PROMPT: Copy down every line where the string "noise" shows up.

++++

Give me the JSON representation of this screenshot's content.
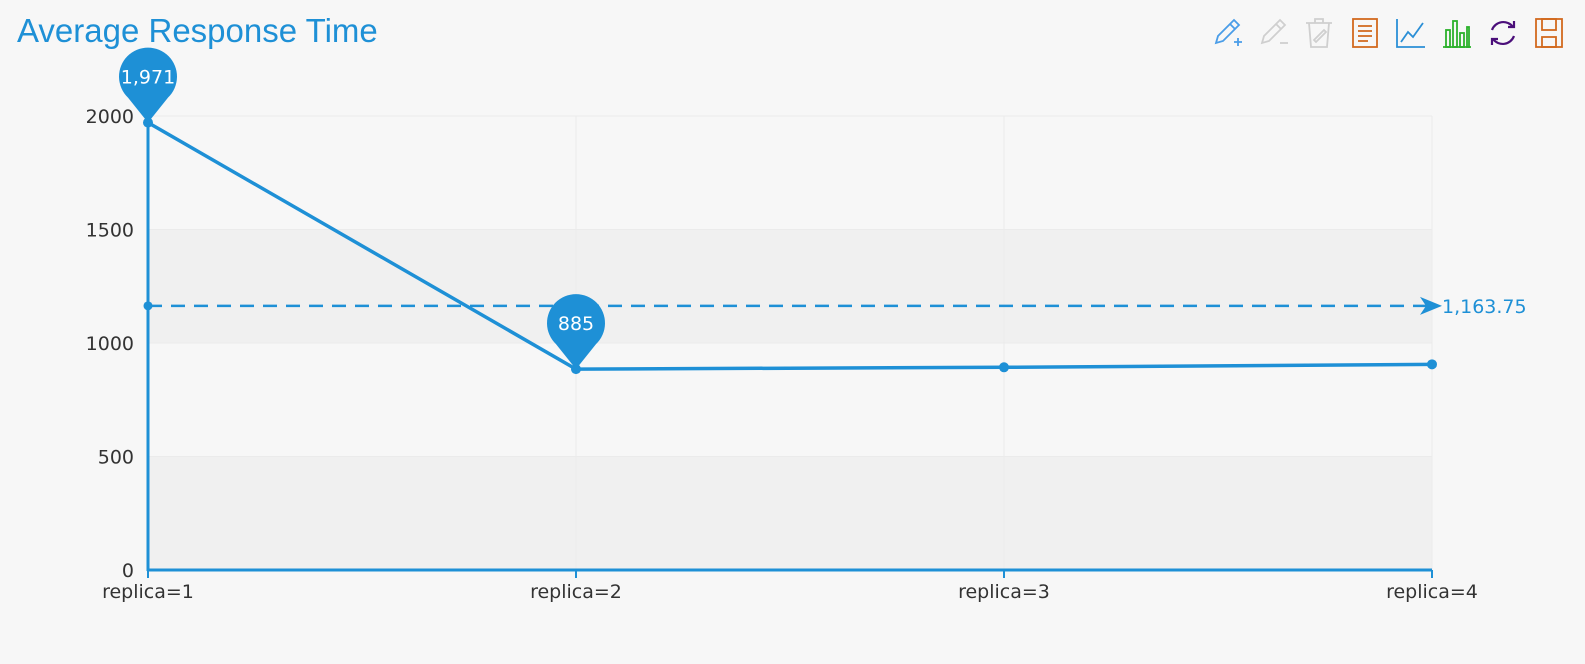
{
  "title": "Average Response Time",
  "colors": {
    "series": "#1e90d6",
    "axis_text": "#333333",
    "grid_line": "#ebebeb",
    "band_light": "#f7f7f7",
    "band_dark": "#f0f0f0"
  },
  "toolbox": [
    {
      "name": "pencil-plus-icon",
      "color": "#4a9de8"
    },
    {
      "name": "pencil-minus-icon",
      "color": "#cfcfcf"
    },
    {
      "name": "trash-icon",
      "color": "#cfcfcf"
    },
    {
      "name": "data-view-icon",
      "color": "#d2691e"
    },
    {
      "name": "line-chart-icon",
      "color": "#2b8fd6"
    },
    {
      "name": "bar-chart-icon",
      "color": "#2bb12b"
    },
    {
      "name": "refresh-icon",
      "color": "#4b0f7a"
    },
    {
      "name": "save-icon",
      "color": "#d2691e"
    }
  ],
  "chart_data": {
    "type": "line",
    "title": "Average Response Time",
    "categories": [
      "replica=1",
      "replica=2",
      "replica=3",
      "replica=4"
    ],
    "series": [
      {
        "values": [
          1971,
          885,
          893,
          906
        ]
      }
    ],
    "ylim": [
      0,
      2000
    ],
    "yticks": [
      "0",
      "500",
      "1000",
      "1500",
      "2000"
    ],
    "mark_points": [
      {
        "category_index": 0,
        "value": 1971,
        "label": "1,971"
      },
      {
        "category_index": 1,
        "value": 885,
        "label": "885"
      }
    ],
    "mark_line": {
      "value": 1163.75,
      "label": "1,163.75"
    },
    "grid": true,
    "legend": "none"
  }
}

++++

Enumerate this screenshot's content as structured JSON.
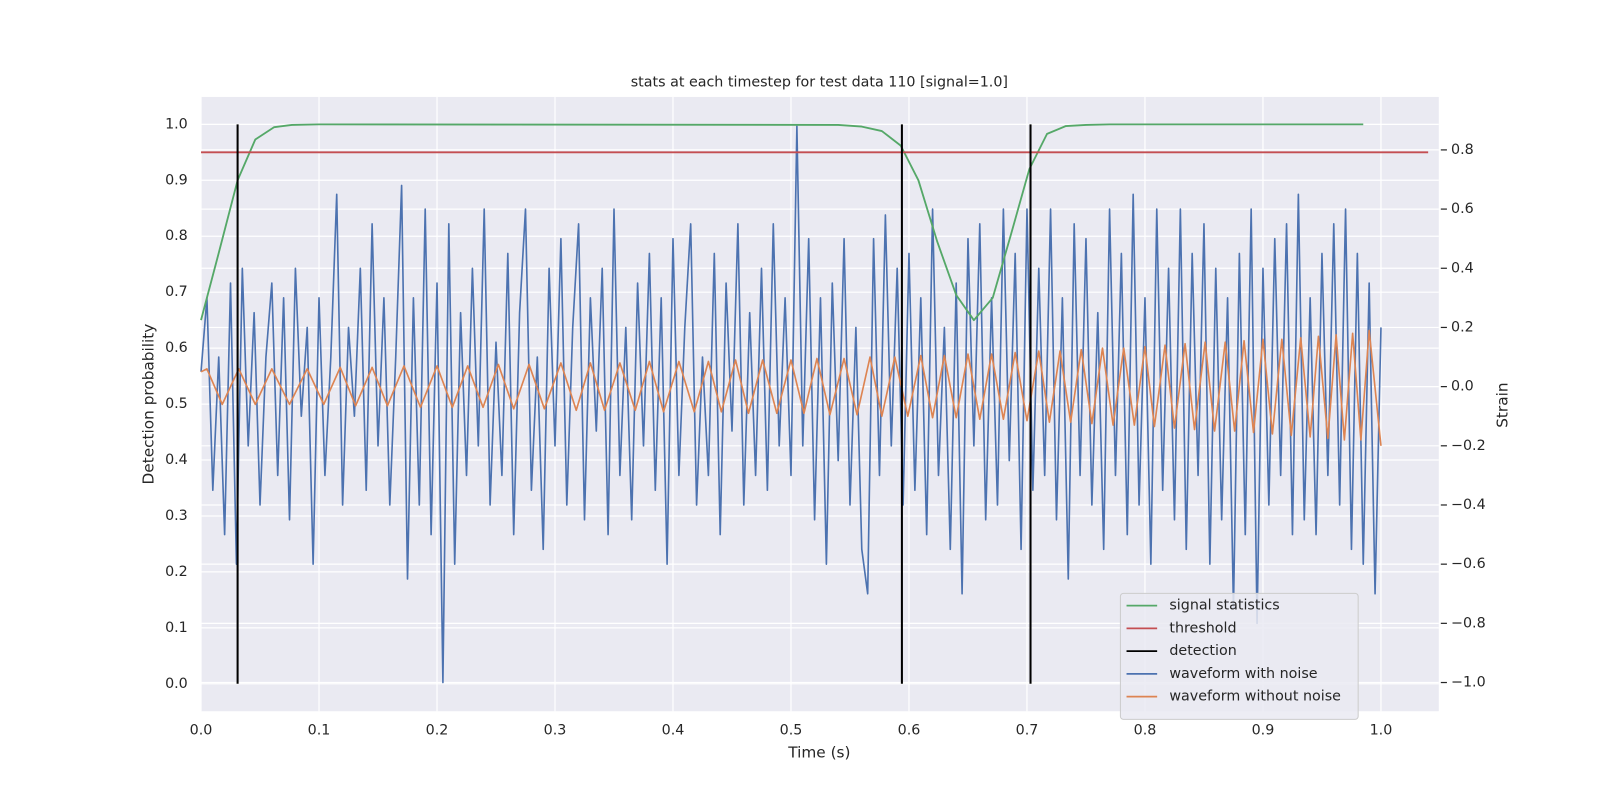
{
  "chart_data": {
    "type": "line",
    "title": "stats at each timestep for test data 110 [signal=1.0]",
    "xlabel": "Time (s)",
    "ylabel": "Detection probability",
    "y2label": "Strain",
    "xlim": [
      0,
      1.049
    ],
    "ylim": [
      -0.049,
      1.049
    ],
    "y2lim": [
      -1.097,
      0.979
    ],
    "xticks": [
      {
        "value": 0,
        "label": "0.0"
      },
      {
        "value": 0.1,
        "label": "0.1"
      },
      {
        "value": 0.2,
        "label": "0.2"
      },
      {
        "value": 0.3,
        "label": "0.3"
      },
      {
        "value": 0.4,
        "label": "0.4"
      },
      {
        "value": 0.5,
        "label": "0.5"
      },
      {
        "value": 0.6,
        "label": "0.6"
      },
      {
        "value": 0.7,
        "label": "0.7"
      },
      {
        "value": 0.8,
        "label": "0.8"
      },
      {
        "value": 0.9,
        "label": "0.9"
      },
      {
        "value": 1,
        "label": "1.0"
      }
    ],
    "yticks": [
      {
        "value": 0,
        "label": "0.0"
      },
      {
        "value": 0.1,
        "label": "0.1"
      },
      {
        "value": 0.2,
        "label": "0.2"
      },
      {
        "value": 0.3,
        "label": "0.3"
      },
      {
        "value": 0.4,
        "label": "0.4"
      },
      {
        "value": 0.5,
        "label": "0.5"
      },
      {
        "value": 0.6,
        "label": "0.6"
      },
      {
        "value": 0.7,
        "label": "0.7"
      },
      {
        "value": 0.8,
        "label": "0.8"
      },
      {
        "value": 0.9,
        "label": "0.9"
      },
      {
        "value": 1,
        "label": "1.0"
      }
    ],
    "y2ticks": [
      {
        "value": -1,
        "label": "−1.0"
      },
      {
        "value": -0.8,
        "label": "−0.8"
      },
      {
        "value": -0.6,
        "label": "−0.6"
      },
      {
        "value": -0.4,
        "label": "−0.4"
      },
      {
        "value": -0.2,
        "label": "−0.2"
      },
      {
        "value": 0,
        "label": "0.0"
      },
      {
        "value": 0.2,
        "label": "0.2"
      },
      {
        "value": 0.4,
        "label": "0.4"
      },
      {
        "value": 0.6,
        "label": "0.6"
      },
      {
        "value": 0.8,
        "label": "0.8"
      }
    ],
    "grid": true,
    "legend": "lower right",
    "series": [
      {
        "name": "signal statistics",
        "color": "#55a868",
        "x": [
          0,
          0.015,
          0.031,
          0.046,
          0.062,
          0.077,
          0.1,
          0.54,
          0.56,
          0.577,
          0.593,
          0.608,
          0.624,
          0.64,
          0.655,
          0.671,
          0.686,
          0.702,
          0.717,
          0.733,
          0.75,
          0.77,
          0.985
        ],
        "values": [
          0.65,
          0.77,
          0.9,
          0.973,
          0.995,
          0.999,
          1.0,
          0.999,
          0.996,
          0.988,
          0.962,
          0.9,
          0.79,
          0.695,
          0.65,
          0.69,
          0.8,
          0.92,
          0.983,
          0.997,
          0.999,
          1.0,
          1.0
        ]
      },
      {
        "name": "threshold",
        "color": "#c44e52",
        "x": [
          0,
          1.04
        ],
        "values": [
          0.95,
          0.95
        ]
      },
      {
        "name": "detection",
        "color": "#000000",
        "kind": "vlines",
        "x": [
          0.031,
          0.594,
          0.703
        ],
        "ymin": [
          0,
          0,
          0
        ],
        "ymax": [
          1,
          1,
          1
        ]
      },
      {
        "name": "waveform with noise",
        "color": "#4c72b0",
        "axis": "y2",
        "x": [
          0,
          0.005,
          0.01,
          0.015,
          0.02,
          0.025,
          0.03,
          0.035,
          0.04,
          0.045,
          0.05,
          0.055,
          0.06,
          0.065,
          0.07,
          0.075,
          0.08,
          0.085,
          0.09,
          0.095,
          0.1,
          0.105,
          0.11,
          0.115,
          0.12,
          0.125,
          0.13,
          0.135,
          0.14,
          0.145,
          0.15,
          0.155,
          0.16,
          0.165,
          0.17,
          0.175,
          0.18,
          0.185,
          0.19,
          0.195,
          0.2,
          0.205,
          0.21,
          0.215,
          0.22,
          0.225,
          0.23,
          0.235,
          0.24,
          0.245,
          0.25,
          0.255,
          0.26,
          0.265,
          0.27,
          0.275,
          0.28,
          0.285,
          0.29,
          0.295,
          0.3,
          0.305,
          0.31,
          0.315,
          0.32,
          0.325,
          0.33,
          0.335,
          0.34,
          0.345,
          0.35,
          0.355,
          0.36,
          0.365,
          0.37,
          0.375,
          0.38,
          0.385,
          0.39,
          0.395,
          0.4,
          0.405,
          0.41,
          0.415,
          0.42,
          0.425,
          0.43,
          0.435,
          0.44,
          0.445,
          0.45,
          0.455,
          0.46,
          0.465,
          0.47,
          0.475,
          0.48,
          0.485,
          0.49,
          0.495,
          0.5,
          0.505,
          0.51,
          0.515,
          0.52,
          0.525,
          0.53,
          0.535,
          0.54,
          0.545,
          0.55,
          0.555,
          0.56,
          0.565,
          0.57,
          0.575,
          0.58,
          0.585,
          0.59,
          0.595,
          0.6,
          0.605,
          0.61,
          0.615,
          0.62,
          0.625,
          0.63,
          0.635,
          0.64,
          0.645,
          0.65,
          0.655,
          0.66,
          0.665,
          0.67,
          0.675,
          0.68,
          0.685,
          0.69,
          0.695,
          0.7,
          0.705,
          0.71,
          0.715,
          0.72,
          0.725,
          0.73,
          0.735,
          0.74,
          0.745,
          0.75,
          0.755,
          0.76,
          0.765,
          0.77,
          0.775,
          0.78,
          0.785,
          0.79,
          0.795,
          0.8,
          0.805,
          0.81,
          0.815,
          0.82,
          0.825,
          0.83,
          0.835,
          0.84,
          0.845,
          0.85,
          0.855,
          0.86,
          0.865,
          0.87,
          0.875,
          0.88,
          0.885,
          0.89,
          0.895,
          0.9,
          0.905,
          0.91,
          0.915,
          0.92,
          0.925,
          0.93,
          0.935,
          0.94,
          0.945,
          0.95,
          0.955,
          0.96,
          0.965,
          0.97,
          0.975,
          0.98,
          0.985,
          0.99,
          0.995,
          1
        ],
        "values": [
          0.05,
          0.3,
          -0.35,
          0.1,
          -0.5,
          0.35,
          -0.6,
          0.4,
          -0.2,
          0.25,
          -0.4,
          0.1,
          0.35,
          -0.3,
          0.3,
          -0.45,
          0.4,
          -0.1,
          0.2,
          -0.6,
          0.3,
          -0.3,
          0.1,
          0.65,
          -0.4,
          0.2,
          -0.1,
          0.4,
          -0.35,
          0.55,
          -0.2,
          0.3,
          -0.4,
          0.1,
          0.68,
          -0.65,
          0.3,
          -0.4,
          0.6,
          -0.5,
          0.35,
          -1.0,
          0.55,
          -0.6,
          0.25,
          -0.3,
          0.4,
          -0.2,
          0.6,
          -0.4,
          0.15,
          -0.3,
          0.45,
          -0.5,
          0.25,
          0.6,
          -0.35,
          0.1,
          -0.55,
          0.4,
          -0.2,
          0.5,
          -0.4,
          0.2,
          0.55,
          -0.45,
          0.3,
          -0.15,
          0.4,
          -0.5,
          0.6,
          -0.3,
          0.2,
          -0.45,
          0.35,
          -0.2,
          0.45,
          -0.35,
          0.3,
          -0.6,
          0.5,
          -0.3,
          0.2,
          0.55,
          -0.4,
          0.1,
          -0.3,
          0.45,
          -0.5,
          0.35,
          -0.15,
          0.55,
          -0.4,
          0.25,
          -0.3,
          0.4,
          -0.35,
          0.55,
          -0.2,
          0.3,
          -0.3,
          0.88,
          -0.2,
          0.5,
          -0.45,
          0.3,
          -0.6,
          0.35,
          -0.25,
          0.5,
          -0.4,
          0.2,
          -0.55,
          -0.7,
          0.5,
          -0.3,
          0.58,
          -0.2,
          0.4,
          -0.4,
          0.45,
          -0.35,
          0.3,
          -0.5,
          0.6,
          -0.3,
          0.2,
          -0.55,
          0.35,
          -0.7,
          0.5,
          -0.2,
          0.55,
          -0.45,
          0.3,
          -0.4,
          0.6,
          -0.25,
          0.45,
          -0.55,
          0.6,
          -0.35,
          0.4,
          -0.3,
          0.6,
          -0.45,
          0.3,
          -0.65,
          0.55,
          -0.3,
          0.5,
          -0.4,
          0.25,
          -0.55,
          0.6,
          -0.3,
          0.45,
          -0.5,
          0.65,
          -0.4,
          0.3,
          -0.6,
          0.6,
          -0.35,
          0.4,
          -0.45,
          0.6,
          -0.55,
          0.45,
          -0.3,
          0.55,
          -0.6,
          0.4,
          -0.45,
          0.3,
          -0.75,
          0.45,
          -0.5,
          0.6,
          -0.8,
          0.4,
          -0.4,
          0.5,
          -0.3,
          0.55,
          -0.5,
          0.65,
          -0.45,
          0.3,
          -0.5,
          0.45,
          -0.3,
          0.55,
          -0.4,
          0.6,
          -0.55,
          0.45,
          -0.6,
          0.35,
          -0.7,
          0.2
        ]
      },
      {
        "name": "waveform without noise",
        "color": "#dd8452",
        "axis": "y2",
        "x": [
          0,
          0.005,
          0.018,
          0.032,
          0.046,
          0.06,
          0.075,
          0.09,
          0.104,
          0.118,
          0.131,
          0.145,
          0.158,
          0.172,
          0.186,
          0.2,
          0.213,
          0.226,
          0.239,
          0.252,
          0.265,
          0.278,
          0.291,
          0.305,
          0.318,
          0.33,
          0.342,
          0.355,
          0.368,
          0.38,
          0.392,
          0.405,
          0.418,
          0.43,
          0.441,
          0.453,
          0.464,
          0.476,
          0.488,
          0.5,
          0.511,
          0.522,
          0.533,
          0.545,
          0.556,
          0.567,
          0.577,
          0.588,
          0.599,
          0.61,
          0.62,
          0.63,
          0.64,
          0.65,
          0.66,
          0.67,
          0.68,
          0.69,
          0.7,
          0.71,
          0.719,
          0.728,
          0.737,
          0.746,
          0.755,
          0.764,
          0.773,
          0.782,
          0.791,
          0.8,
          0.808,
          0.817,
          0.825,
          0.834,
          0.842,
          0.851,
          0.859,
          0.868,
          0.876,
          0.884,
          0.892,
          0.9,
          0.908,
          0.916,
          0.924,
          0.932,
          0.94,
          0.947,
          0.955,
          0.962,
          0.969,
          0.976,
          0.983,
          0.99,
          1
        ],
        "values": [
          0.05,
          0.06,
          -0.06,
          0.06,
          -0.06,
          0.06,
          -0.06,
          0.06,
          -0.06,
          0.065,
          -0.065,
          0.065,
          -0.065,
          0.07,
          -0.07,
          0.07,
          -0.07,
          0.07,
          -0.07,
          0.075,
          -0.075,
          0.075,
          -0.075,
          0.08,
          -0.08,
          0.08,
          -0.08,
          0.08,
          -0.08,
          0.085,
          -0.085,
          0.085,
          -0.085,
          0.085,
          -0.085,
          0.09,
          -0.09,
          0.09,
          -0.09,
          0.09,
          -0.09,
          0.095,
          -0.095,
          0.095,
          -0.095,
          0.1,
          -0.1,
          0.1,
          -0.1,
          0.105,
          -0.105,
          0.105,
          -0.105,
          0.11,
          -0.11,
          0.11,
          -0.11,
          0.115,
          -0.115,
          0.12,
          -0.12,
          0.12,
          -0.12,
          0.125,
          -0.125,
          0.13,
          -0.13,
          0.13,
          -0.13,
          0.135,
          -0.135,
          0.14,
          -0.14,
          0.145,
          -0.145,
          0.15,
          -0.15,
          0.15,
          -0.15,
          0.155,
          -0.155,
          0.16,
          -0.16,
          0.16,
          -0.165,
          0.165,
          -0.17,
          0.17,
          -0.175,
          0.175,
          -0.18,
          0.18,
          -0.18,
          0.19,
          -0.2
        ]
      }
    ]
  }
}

++++

WRITTEN RESPONSE:
        "name": "waveform with noise",
        "name": "waveform without noise",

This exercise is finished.